PAGE
Below are some interesting Buddha bowl recipes, which are colorful and full of nutrients.

1. Roasted Veggie Bowl

Roasted Veggie Bowl :Buddha Bowl Recipes


This vegan, gluten-free, soy-free recipe has got all the crispy and creamy flavors with zero unhealthy fats.


For Roasting And Serving

  • 1 head broccoli, chopped into bite-sized pieces
  • 1 head cauliflower, chopped into bite-sized pieces
  • 1 1/2 cups cooked chickpeas, drained and rinsed
  • Salt and pepper as per your taste
  • 1 tbsp olive oil
  • Cooked grains, for serving (optional)

For The Dressing

  • 1/2 cup cashews, soaked
  • 2 tbsp fresh lemon juice
  • 1 large garlic clove
  • 1 tbsp tahini
  • 1/4 cup nutritional yeast
  • 1/4 tsp fine grain sea salt
  • 6 tbsp water, or as needed to thin out


  1. Soak the cashews in a bowl of water for around 8 hours or overnight. If you aren’t able to soak it for that long, pour boiling water over the cashews in a bowl and let them soak for 45 minutes.
  2. Preheat oven to 400°F. On two large baking sheets with parchment paper, place chopped broccoli and cauliflower. Drizzle with 2 tsp oil and mix with hands until coated. Sprinkle with salt and pepper. Set aside.
  3. Dry the soaked chickpeas to remove excess water using paper towels. Drizzle with 1 tsp oil and roll around the chickpeas with your hands until they are all coated. Sprinkle with salt and pepper.
  4. Roast the broccoli, cauliflower, and chickpeas for 15 minutes at 400°F. Give the pans a gentle shake after 15 minutes.
  5. Roast for another 10-15 minutes or until the broccoli and cauliflower are cooked throughly and the chickpeas turn golden in color.

MATERIAL
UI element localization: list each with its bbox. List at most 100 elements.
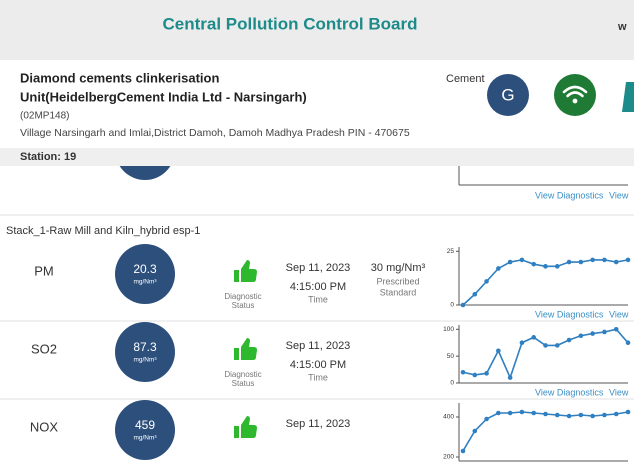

EXERCISE SET
A. Can you copy the part of the roasted veggie bowl recipe that opens with the words containing "For The Dressing" and closes with "for 45 minutes."?
B. Which ingredients does the roasted veggie bowl recipe list for the dressing?

OUTPUTS FOR THE TASKS
A.
For The Dressing

  • 1/2 cup cashews, soaked
  • 2 tbsp fresh lemon juice
  • 1 large garlic clove
  • 1 tbsp tahini
  • 1/4 cup nutritional yeast
  • 1/4 tsp fine grain sea salt
  • 6 tbsp water, or as needed to thin out


  1. Soak the cashews in a bowl of water for around 8 hours or overnight. If you aren’t able to soak it for that long, pour boiling water over the cashews in a bowl and let them soak for 45 minutes.

B.
- Cashews
- Fresh lemon juice
- Garlic clove
- Tahini
- Nutritional yeast
- Fine grain sea salt
- Water